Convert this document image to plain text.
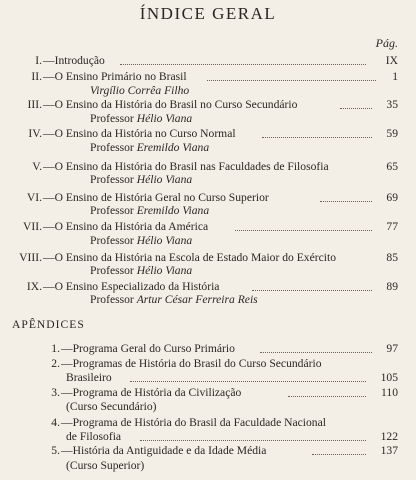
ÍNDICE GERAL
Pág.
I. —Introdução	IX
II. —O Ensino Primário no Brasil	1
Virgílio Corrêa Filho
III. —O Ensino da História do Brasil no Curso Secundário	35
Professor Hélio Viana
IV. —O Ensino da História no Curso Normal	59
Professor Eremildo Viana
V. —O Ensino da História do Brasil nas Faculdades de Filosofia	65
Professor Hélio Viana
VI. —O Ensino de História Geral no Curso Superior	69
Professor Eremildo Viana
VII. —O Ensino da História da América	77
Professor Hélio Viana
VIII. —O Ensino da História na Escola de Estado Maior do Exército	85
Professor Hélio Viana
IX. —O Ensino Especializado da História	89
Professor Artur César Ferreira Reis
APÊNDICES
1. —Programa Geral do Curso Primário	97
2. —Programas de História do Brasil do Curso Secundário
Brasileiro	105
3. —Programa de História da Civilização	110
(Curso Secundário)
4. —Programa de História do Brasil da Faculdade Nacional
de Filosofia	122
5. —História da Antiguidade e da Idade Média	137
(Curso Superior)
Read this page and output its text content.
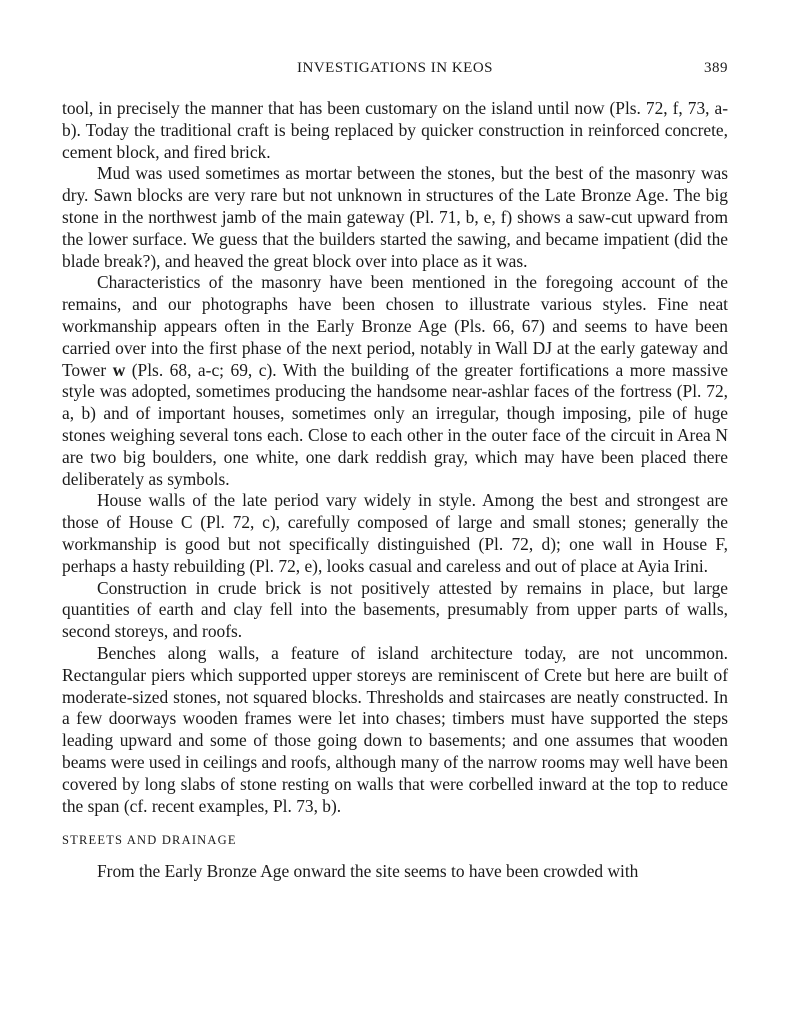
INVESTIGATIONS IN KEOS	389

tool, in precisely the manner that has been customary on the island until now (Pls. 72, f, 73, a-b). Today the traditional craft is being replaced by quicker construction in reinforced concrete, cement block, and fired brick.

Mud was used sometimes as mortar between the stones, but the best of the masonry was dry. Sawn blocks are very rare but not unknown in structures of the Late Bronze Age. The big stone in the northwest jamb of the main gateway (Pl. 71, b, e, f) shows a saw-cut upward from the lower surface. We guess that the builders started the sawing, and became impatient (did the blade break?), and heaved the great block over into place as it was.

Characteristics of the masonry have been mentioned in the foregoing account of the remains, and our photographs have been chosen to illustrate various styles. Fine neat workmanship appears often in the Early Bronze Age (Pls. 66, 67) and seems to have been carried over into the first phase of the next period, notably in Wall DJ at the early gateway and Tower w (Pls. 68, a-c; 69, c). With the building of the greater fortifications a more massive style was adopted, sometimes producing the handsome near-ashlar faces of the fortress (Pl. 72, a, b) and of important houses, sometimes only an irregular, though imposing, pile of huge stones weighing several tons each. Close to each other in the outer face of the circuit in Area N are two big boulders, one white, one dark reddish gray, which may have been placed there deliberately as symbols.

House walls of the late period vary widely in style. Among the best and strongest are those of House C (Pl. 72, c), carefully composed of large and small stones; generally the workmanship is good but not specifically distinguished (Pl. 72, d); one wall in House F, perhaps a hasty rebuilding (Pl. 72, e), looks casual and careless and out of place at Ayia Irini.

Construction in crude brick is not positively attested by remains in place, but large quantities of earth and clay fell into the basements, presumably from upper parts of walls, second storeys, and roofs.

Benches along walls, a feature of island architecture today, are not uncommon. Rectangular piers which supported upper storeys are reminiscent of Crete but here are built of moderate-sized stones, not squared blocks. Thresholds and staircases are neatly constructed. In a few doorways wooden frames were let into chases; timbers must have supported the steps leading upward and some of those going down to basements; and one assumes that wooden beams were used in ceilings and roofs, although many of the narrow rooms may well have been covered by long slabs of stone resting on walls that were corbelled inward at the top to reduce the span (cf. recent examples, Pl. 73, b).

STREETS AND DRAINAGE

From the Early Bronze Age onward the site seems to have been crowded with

....

*WHAT IS BEING ASKED*. In the entries above, identify every line with the string "text".

*EXERCISE OUTPUT*.
Convert this document image to plain text.
Read this page and output its text content.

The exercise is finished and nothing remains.